REQUIREMENT: Reproduce the following listing line for line, without changing anything.

Dataset records
══════════

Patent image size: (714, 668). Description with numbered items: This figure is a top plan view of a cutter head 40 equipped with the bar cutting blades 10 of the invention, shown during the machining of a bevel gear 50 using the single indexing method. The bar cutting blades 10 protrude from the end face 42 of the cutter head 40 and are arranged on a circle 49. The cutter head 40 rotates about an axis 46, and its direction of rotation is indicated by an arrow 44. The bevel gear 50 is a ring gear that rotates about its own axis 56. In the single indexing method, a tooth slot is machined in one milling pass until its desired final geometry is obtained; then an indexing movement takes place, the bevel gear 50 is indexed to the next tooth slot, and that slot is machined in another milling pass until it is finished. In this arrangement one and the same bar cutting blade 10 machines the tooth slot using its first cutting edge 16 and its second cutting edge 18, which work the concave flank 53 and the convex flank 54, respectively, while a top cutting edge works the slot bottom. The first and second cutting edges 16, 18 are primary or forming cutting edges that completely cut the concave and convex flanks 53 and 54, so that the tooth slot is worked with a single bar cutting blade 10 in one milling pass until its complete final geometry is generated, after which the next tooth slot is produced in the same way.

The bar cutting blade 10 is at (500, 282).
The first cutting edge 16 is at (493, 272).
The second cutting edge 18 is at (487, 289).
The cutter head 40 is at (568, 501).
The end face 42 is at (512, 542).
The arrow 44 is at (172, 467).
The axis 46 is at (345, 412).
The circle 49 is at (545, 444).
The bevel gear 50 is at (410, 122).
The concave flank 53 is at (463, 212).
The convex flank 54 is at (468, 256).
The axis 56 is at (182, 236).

══════════

ANSWER TO THE PROBLEM:
Patent image size: (714, 668). Description with numbered items: This figure is a top plan view of a cutter head 40 equipped with the bar cutting blades 10 of the invention, shown during the machining of a bevel gear 50 using the single indexing method. The bar cutting blades 10 protrude from the end face 42 of the cutter head 40 and are arranged on a circle 49. The cutter head 40 rotates about an axis 46, and its direction of rotation is indicated by an arrow 44. The bevel gear 50 is a ring gear that rotates about its own axis 56. In the single indexing method, a tooth slot is machined in one milling pass until its desired final geometry is obtained; then an indexing movement takes place, the bevel gear 50 is indexed to the next tooth slot, and that slot is machined in another milling pass until it is finished. In this arrangement one and the same bar cutting blade 10 machines the tooth slot using its first cutting edge 16 and its second cutting edge 18, which work the concave flank 53 and the convex flank 54, respectively, while a top cutting edge works the slot bottom. The first and second cutting edges 16, 18 are primary or forming cutting edges that completely cut the concave and convex flanks 53 and 54, so that the tooth slot is worked with a single bar cutting blade 10 in one milling pass until its complete final geometry is generated, after which the next tooth slot is produced in the same way.

The bar cutting blade 10 is at (500, 282).
The first cutting edge 16 is at (493, 272).
The second cutting edge 18 is at (487, 289).
The cutter head 40 is at (568, 501).
The end face 42 is at (512, 542).
The arrow 44 is at (172, 467).
The axis 46 is at (345, 412).
The circle 49 is at (545, 444).
The bevel gear 50 is at (410, 122).
The concave flank 53 is at (463, 212).
The convex flank 54 is at (468, 256).
The axis 56 is at (182, 236).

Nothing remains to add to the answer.